[Figure content listings]
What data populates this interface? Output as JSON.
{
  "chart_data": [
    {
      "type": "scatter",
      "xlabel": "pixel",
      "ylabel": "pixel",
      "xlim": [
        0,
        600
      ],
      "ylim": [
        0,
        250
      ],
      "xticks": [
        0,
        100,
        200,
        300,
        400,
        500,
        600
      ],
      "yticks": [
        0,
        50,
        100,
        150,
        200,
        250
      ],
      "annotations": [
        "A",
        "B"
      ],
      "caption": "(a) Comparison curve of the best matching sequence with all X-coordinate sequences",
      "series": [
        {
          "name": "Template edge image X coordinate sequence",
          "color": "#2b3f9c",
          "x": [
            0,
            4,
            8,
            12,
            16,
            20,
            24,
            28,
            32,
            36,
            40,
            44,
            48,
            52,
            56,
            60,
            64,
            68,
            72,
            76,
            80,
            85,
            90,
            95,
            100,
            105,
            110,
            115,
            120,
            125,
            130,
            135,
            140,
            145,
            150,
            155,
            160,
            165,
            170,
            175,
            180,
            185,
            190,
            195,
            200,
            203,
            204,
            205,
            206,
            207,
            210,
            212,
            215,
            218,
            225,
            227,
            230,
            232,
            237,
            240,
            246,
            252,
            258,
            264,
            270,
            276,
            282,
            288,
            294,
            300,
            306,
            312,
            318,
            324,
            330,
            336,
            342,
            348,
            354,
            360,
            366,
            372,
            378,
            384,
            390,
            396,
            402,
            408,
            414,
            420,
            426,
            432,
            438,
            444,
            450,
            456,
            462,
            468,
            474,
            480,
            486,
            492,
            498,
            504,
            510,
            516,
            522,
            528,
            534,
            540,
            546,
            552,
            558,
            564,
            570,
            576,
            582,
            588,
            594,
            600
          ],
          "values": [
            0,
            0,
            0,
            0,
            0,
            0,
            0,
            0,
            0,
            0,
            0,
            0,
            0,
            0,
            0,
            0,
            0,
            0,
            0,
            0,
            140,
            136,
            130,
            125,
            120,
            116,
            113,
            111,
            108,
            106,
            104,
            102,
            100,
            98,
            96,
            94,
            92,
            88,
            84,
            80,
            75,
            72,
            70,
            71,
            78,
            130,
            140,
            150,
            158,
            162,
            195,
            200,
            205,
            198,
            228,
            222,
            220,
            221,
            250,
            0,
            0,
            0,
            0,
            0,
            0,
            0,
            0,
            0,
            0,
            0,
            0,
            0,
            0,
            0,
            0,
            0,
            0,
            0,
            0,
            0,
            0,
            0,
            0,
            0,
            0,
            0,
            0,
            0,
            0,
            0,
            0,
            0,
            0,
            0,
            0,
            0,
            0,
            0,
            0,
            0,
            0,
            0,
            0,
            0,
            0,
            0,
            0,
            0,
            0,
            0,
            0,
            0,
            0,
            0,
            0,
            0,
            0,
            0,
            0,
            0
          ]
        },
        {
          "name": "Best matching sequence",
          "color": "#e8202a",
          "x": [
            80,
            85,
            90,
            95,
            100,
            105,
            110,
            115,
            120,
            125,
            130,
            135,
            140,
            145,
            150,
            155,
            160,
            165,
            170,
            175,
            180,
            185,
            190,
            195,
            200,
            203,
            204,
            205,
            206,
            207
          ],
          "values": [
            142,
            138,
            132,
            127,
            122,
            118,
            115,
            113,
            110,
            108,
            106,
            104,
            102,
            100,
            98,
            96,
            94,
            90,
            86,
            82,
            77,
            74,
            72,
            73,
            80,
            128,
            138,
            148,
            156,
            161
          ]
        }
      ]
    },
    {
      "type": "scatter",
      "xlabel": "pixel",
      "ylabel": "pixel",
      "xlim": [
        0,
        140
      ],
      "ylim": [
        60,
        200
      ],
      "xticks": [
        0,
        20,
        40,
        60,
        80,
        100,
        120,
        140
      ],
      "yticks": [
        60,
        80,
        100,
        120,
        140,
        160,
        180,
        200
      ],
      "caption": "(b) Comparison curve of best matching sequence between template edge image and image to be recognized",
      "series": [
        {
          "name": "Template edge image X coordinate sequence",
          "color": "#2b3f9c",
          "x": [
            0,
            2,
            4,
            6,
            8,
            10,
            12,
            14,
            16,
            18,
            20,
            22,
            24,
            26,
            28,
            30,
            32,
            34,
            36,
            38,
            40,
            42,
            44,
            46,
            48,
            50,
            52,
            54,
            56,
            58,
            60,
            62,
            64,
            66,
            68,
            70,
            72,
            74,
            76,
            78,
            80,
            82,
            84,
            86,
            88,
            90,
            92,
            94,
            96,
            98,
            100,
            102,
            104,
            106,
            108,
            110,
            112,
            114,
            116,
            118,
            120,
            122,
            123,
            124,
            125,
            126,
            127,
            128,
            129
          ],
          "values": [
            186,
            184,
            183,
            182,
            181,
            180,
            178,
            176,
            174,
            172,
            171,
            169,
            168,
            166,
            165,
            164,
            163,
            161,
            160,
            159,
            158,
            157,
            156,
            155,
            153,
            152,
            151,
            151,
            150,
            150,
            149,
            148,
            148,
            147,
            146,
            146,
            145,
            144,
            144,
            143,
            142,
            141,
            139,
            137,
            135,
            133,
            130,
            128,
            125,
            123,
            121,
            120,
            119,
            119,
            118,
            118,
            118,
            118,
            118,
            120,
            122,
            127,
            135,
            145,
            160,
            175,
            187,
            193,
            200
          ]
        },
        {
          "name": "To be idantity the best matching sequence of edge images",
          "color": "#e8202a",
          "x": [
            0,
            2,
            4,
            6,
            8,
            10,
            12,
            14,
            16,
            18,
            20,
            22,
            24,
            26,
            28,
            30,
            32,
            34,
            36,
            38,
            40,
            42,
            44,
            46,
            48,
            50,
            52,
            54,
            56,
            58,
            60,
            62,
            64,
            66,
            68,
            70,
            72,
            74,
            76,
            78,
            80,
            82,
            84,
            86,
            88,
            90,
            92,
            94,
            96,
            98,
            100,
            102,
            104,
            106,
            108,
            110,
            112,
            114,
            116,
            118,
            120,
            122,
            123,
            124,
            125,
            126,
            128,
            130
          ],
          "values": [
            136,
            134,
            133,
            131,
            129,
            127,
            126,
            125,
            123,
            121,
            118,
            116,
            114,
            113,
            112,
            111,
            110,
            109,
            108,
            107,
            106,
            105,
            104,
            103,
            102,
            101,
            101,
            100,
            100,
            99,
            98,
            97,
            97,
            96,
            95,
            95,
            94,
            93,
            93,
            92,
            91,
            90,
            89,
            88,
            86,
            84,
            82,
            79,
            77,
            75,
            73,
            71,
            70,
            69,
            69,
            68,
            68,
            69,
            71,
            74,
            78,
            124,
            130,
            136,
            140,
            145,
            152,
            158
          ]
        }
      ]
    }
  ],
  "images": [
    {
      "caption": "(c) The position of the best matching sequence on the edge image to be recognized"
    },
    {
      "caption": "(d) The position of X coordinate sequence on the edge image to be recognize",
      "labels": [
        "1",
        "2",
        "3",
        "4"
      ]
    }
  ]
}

> Aim of the task: Every line above needs to be retyped exactly.

> Answer:
What data populates this interface? Output as JSON.
{
  "chart_data": [
    {
      "type": "scatter",
      "xlabel": "pixel",
      "ylabel": "pixel",
      "xlim": [
        0,
        600
      ],
      "ylim": [
        0,
        250
      ],
      "xticks": [
        0,
        100,
        200,
        300,
        400,
        500,
        600
      ],
      "yticks": [
        0,
        50,
        100,
        150,
        200,
        250
      ],
      "annotations": [
        "A",
        "B"
      ],
      "caption": "(a) Comparison curve of the best matching sequence with all X-coordinate sequences",
      "series": [
        {
          "name": "Template edge image X coordinate sequence",
          "color": "#2b3f9c",
          "x": [
            0,
            4,
            8,
            12,
            16,
            20,
            24,
            28,
            32,
            36,
            40,
            44,
            48,
            52,
            56,
            60,
            64,
            68,
            72,
            76,
            80,
            85,
            90,
            95,
            100,
            105,
            110,
            115,
            120,
            125,
            130,
            135,
            140,
            145,
            150,
            155,
            160,
            165,
            170,
            175,
            180,
            185,
            190,
            195,
            200,
            203,
            204,
            205,
            206,
            207,
            210,
            212,
            215,
            218,
            225,
            227,
            230,
            232,
            237,
            240,
            246,
            252,
            258,
            264,
            270,
            276,
            282,
            288,
            294,
            300,
            306,
            312,
            318,
            324,
            330,
            336,
            342,
            348,
            354,
            360,
            366,
            372,
            378,
            384,
            390,
            396,
            402,
            408,
            414,
            420,
            426,
            432,
            438,
            444,
            450,
            456,
            462,
            468,
            474,
            480,
            486,
            492,
            498,
            504,
            510,
            516,
            522,
            528,
            534,
            540,
            546,
            552,
            558,
            564,
            570,
            576,
            582,
            588,
            594,
            600
          ],
          "values": [
            0,
            0,
            0,
            0,
            0,
            0,
            0,
            0,
            0,
            0,
            0,
            0,
            0,
            0,
            0,
            0,
            0,
            0,
            0,
            0,
            140,
            136,
            130,
            125,
            120,
            116,
            113,
            111,
            108,
            106,
            104,
            102,
            100,
            98,
            96,
            94,
            92,
            88,
            84,
            80,
            75,
            72,
            70,
            71,
            78,
            130,
            140,
            150,
            158,
            162,
            195,
            200,
            205,
            198,
            228,
            222,
            220,
            221,
            250,
            0,
            0,
            0,
            0,
            0,
            0,
            0,
            0,
            0,
            0,
            0,
            0,
            0,
            0,
            0,
            0,
            0,
            0,
            0,
            0,
            0,
            0,
            0,
            0,
            0,
            0,
            0,
            0,
            0,
            0,
            0,
            0,
            0,
            0,
            0,
            0,
            0,
            0,
            0,
            0,
            0,
            0,
            0,
            0,
            0,
            0,
            0,
            0,
            0,
            0,
            0,
            0,
            0,
            0,
            0,
            0,
            0,
            0,
            0,
            0,
            0
          ]
        },
        {
          "name": "Best matching sequence",
          "color": "#e8202a",
          "x": [
            80,
            85,
            90,
            95,
            100,
            105,
            110,
            115,
            120,
            125,
            130,
            135,
            140,
            145,
            150,
            155,
            160,
            165,
            170,
            175,
            180,
            185,
            190,
            195,
            200,
            203,
            204,
            205,
            206,
            207
          ],
          "values": [
            142,
            138,
            132,
            127,
            122,
            118,
            115,
            113,
            110,
            108,
            106,
            104,
            102,
            100,
            98,
            96,
            94,
            90,
            86,
            82,
            77,
            74,
            72,
            73,
            80,
            128,
            138,
            148,
            156,
            161
          ]
        }
      ]
    },
    {
      "type": "scatter",
      "xlabel": "pixel",
      "ylabel": "pixel",
      "xlim": [
        0,
        140
      ],
      "ylim": [
        60,
        200
      ],
      "xticks": [
        0,
        20,
        40,
        60,
        80,
        100,
        120,
        140
      ],
      "yticks": [
        60,
        80,
        100,
        120,
        140,
        160,
        180,
        200
      ],
      "caption": "(b) Comparison curve of best matching sequence between template edge image and image to be recognized",
      "series": [
        {
          "name": "Template edge image X coordinate sequence",
          "color": "#2b3f9c",
          "x": [
            0,
            2,
            4,
            6,
            8,
            10,
            12,
            14,
            16,
            18,
            20,
            22,
            24,
            26,
            28,
            30,
            32,
            34,
            36,
            38,
            40,
            42,
            44,
            46,
            48,
            50,
            52,
            54,
            56,
            58,
            60,
            62,
            64,
            66,
            68,
            70,
            72,
            74,
            76,
            78,
            80,
            82,
            84,
            86,
            88,
            90,
            92,
            94,
            96,
            98,
            100,
            102,
            104,
            106,
            108,
            110,
            112,
            114,
            116,
            118,
            120,
            122,
            123,
            124,
            125,
            126,
            127,
            128,
            129
          ],
          "values": [
            186,
            184,
            183,
            182,
            181,
            180,
            178,
            176,
            174,
            172,
            171,
            169,
            168,
            166,
            165,
            164,
            163,
            161,
            160,
            159,
            158,
            157,
            156,
            155,
            153,
            152,
            151,
            151,
            150,
            150,
            149,
            148,
            148,
            147,
            146,
            146,
            145,
            144,
            144,
            143,
            142,
            141,
            139,
            137,
            135,
            133,
            130,
            128,
            125,
            123,
            121,
            120,
            119,
            119,
            118,
            118,
            118,
            118,
            118,
            120,
            122,
            127,
            135,
            145,
            160,
            175,
            187,
            193,
            200
          ]
        },
        {
          "name": "To be idantity the best matching sequence of edge images",
          "color": "#e8202a",
          "x": [
            0,
            2,
            4,
            6,
            8,
            10,
            12,
            14,
            16,
            18,
            20,
            22,
            24,
            26,
            28,
            30,
            32,
            34,
            36,
            38,
            40,
            42,
            44,
            46,
            48,
            50,
            52,
            54,
            56,
            58,
            60,
            62,
            64,
            66,
            68,
            70,
            72,
            74,
            76,
            78,
            80,
            82,
            84,
            86,
            88,
            90,
            92,
            94,
            96,
            98,
            100,
            102,
            104,
            106,
            108,
            110,
            112,
            114,
            116,
            118,
            120,
            122,
            123,
            124,
            125,
            126,
            128,
            130
          ],
          "values": [
            136,
            134,
            133,
            131,
            129,
            127,
            126,
            125,
            123,
            121,
            118,
            116,
            114,
            113,
            112,
            111,
            110,
            109,
            108,
            107,
            106,
            105,
            104,
            103,
            102,
            101,
            101,
            100,
            100,
            99,
            98,
            97,
            97,
            96,
            95,
            95,
            94,
            93,
            93,
            92,
            91,
            90,
            89,
            88,
            86,
            84,
            82,
            79,
            77,
            75,
            73,
            71,
            70,
            69,
            69,
            68,
            68,
            69,
            71,
            74,
            78,
            124,
            130,
            136,
            140,
            145,
            152,
            158
          ]
        }
      ]
    }
  ],
  "images": [
    {
      "caption": "(c) The position of the best matching sequence on the edge image to be recognized"
    },
    {
      "caption": "(d) The position of X coordinate sequence on the edge image to be recognize",
      "labels": [
        "1",
        "2",
        "3",
        "4"
      ]
    }
  ]
}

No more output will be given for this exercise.